* _What is expected_
Write out the material below again, unchanged.

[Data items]
┏━━

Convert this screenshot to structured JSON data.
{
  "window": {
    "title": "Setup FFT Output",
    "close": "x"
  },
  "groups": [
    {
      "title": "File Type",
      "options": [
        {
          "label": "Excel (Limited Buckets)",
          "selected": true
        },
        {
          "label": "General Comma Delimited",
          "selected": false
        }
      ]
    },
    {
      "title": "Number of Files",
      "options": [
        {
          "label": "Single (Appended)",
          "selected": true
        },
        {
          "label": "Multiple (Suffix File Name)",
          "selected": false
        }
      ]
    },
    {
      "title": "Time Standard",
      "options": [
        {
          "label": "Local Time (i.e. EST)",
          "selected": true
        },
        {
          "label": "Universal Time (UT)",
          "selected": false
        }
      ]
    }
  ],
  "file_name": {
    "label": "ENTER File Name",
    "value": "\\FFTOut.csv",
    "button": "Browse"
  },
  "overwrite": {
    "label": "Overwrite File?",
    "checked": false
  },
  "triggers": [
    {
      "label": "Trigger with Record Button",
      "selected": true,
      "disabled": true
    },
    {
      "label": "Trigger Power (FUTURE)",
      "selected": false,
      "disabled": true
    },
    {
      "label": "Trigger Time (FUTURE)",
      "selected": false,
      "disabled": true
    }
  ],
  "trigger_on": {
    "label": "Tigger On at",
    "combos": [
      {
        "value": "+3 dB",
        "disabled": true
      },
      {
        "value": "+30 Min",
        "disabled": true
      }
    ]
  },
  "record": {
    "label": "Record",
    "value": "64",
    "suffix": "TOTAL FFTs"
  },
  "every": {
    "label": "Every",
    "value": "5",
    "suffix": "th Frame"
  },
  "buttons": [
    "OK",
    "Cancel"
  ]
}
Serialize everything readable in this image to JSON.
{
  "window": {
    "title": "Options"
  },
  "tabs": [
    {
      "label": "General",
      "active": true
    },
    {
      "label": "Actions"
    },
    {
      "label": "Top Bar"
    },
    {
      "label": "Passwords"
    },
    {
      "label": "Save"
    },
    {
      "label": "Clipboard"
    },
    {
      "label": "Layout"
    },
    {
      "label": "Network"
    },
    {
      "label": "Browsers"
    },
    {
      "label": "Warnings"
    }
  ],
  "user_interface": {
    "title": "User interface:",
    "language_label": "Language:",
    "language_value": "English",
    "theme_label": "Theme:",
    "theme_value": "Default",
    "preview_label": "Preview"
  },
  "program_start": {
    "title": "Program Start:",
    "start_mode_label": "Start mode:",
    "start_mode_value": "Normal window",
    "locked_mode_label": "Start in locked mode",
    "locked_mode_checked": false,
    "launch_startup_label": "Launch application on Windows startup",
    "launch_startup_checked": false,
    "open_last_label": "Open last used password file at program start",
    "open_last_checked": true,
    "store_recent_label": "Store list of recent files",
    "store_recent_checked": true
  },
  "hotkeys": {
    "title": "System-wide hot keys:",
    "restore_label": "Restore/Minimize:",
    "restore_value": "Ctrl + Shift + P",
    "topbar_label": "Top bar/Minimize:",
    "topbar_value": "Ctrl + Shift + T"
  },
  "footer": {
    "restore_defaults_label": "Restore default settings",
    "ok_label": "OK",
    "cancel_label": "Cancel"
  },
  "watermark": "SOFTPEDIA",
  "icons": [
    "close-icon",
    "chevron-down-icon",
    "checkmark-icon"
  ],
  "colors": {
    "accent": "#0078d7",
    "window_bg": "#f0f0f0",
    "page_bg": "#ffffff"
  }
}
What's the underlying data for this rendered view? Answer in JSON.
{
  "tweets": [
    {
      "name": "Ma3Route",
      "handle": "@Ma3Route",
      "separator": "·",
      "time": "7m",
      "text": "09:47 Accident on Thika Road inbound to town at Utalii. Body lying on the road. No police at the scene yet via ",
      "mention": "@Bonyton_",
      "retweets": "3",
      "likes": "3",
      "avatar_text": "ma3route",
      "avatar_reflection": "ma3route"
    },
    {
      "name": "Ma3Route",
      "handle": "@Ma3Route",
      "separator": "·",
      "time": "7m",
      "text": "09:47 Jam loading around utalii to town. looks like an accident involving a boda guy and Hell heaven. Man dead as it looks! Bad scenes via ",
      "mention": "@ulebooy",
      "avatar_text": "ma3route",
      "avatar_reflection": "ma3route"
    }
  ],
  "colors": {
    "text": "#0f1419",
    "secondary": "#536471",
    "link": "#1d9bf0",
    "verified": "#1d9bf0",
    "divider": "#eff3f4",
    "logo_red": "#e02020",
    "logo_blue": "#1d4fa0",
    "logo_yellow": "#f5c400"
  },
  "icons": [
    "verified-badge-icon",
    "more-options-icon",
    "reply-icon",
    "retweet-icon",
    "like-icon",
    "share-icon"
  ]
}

┗━━

* _Solution to this problem_
Convert this screenshot to structured JSON data.
{
  "window": {
    "title": "Setup FFT Output",
    "close": "x"
  },
  "groups": [
    {
      "title": "File Type",
      "options": [
        {
          "label": "Excel (Limited Buckets)",
          "selected": true
        },
        {
          "label": "General Comma Delimited",
          "selected": false
        }
      ]
    },
    {
      "title": "Number of Files",
      "options": [
        {
          "label": "Single (Appended)",
          "selected": true
        },
        {
          "label": "Multiple (Suffix File Name)",
          "selected": false
        }
      ]
    },
    {
      "title": "Time Standard",
      "options": [
        {
          "label": "Local Time (i.e. EST)",
          "selected": true
        },
        {
          "label": "Universal Time (UT)",
          "selected": false
        }
      ]
    }
  ],
  "file_name": {
    "label": "ENTER File Name",
    "value": "\\FFTOut.csv",
    "button": "Browse"
  },
  "overwrite": {
    "label": "Overwrite File?",
    "checked": false
  },
  "triggers": [
    {
      "label": "Trigger with Record Button",
      "selected": true,
      "disabled": true
    },
    {
      "label": "Trigger Power (FUTURE)",
      "selected": false,
      "disabled": true
    },
    {
      "label": "Trigger Time (FUTURE)",
      "selected": false,
      "disabled": true
    }
  ],
  "trigger_on": {
    "label": "Tigger On at",
    "combos": [
      {
        "value": "+3 dB",
        "disabled": true
      },
      {
        "value": "+30 Min",
        "disabled": true
      }
    ]
  },
  "record": {
    "label": "Record",
    "value": "64",
    "suffix": "TOTAL FFTs"
  },
  "every": {
    "label": "Every",
    "value": "5",
    "suffix": "th Frame"
  },
  "buttons": [
    "OK",
    "Cancel"
  ]
}
Serialize everything readable in this image to JSON.
{
  "window": {
    "title": "Options"
  },
  "tabs": [
    {
      "label": "General",
      "active": true
    },
    {
      "label": "Actions"
    },
    {
      "label": "Top Bar"
    },
    {
      "label": "Passwords"
    },
    {
      "label": "Save"
    },
    {
      "label": "Clipboard"
    },
    {
      "label": "Layout"
    },
    {
      "label": "Network"
    },
    {
      "label": "Browsers"
    },
    {
      "label": "Warnings"
    }
  ],
  "user_interface": {
    "title": "User interface:",
    "language_label": "Language:",
    "language_value": "English",
    "theme_label": "Theme:",
    "theme_value": "Default",
    "preview_label": "Preview"
  },
  "program_start": {
    "title": "Program Start:",
    "start_mode_label": "Start mode:",
    "start_mode_value": "Normal window",
    "locked_mode_label": "Start in locked mode",
    "locked_mode_checked": false,
    "launch_startup_label": "Launch application on Windows startup",
    "launch_startup_checked": false,
    "open_last_label": "Open last used password file at program start",
    "open_last_checked": true,
    "store_recent_label": "Store list of recent files",
    "store_recent_checked": true
  },
  "hotkeys": {
    "title": "System-wide hot keys:",
    "restore_label": "Restore/Minimize:",
    "restore_value": "Ctrl + Shift + P",
    "topbar_label": "Top bar/Minimize:",
    "topbar_value": "Ctrl + Shift + T"
  },
  "footer": {
    "restore_defaults_label": "Restore default settings",
    "ok_label": "OK",
    "cancel_label": "Cancel"
  },
  "watermark": "SOFTPEDIA",
  "icons": [
    "close-icon",
    "chevron-down-icon",
    "checkmark-icon"
  ],
  "colors": {
    "accent": "#0078d7",
    "window_bg": "#f0f0f0",
    "page_bg": "#ffffff"
  }
}
What's the underlying data for this rendered view? Answer in JSON.
{
  "tweets": [
    {
      "name": "Ma3Route",
      "handle": "@Ma3Route",
      "separator": "·",
      "time": "7m",
      "text": "09:47 Accident on Thika Road inbound to town at Utalii. Body lying on the road. No police at the scene yet via ",
      "mention": "@Bonyton_",
      "retweets": "3",
      "likes": "3",
      "avatar_text": "ma3route",
      "avatar_reflection": "ma3route"
    },
    {
      "name": "Ma3Route",
      "handle": "@Ma3Route",
      "separator": "·",
      "time": "7m",
      "text": "09:47 Jam loading around utalii to town. looks like an accident involving a boda guy and Hell heaven. Man dead as it looks! Bad scenes via ",
      "mention": "@ulebooy",
      "avatar_text": "ma3route",
      "avatar_reflection": "ma3route"
    }
  ],
  "colors": {
    "text": "#0f1419",
    "secondary": "#536471",
    "link": "#1d9bf0",
    "verified": "#1d9bf0",
    "divider": "#eff3f4",
    "logo_red": "#e02020",
    "logo_blue": "#1d4fa0",
    "logo_yellow": "#f5c400"
  },
  "icons": [
    "verified-badge-icon",
    "more-options-icon",
    "reply-icon",
    "retweet-icon",
    "like-icon",
    "share-icon"
  ]
}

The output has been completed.